**Task directions:**
Copy out the data without changes, beginning at the line that contains "364, 283, 373]" and stopping after the line that contains "361, 268, 371]".

***

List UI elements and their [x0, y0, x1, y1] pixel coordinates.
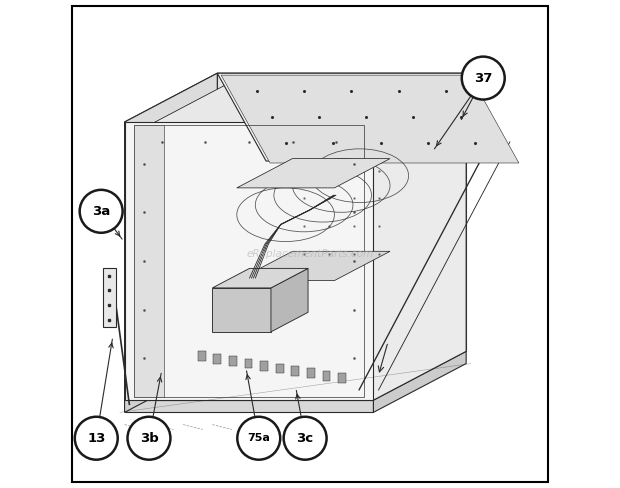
Polygon shape	[276, 364, 283, 373]
Text: 3a: 3a	[92, 205, 110, 218]
Text: 75a: 75a	[247, 433, 270, 443]
Text: 37: 37	[474, 72, 492, 84]
Polygon shape	[373, 351, 466, 412]
Polygon shape	[144, 79, 237, 390]
Polygon shape	[125, 73, 466, 122]
Polygon shape	[237, 159, 390, 188]
Polygon shape	[213, 288, 271, 332]
Polygon shape	[135, 125, 164, 397]
Text: 13: 13	[87, 432, 105, 445]
Polygon shape	[322, 371, 330, 381]
Polygon shape	[307, 368, 315, 378]
Polygon shape	[213, 354, 221, 364]
Circle shape	[237, 417, 280, 460]
Polygon shape	[217, 73, 466, 351]
Polygon shape	[217, 73, 515, 161]
Polygon shape	[144, 79, 463, 128]
Polygon shape	[221, 75, 519, 163]
Circle shape	[462, 57, 505, 100]
Circle shape	[128, 417, 171, 460]
Polygon shape	[198, 351, 206, 361]
Polygon shape	[125, 351, 217, 412]
Polygon shape	[373, 73, 466, 400]
Polygon shape	[213, 268, 308, 288]
Polygon shape	[229, 356, 237, 366]
Polygon shape	[144, 342, 463, 390]
Text: eReplacementParts.com: eReplacementParts.com	[246, 249, 374, 259]
Circle shape	[79, 190, 123, 233]
Polygon shape	[245, 359, 252, 368]
Polygon shape	[102, 268, 117, 327]
Circle shape	[75, 417, 118, 460]
Text: 3b: 3b	[140, 432, 158, 445]
Text: 3c: 3c	[296, 432, 314, 445]
Polygon shape	[339, 373, 346, 383]
Polygon shape	[271, 268, 308, 332]
Polygon shape	[125, 351, 466, 400]
Polygon shape	[125, 400, 373, 412]
Polygon shape	[125, 73, 217, 400]
Polygon shape	[237, 251, 390, 281]
Polygon shape	[291, 366, 299, 376]
Circle shape	[283, 417, 327, 460]
Polygon shape	[125, 122, 373, 400]
Polygon shape	[260, 361, 268, 371]
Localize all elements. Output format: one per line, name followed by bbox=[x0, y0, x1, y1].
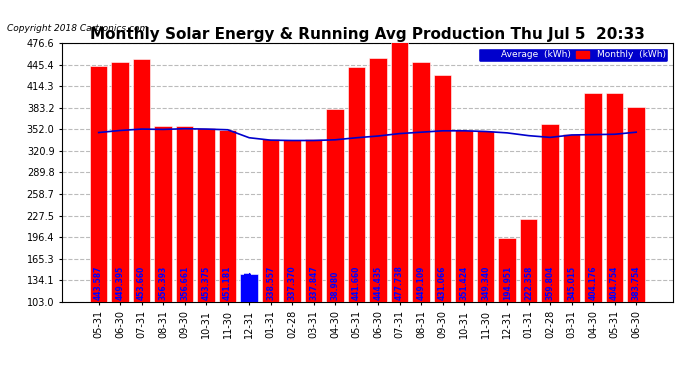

***

**Output for this task:**
Polygon shape	[276, 364, 283, 373]
Text: 3a: 3a	[92, 205, 110, 218]
Text: 75a: 75a	[247, 433, 270, 443]
Text: 37: 37	[474, 72, 492, 84]
Polygon shape	[373, 351, 466, 412]
Polygon shape	[144, 79, 237, 390]
Polygon shape	[125, 73, 466, 122]
Polygon shape	[237, 159, 390, 188]
Polygon shape	[213, 288, 271, 332]
Polygon shape	[135, 125, 164, 397]
Text: 13: 13	[87, 432, 105, 445]
Polygon shape	[322, 371, 330, 381]
Polygon shape	[307, 368, 315, 378]
Polygon shape	[213, 354, 221, 364]
Circle shape	[237, 417, 280, 460]
Polygon shape	[217, 73, 466, 351]
Polygon shape	[217, 73, 515, 161]
Polygon shape	[144, 79, 463, 128]
Polygon shape	[221, 75, 519, 163]
Circle shape	[462, 57, 505, 100]
Circle shape	[128, 417, 171, 460]
Polygon shape	[198, 351, 206, 361]
Polygon shape	[125, 351, 217, 412]
Polygon shape	[373, 73, 466, 400]
Polygon shape	[213, 268, 308, 288]
Polygon shape	[229, 356, 237, 366]
Polygon shape	[144, 342, 463, 390]
Text: eReplacementParts.com: eReplacementParts.com	[246, 249, 374, 259]
Circle shape	[79, 190, 123, 233]
Polygon shape	[245, 359, 252, 368]
Polygon shape	[102, 268, 117, 327]
Circle shape	[75, 417, 118, 460]
Text: 3b: 3b	[140, 432, 158, 445]
Text: 3c: 3c	[296, 432, 314, 445]
Polygon shape	[339, 373, 346, 383]
Polygon shape	[271, 268, 308, 332]
Polygon shape	[125, 351, 466, 400]
Polygon shape	[125, 400, 373, 412]
Polygon shape	[125, 73, 217, 400]
Polygon shape	[237, 251, 390, 281]
Polygon shape	[291, 366, 299, 376]
Circle shape	[283, 417, 327, 460]
Polygon shape	[125, 122, 373, 400]
Polygon shape	[260, 361, 268, 371]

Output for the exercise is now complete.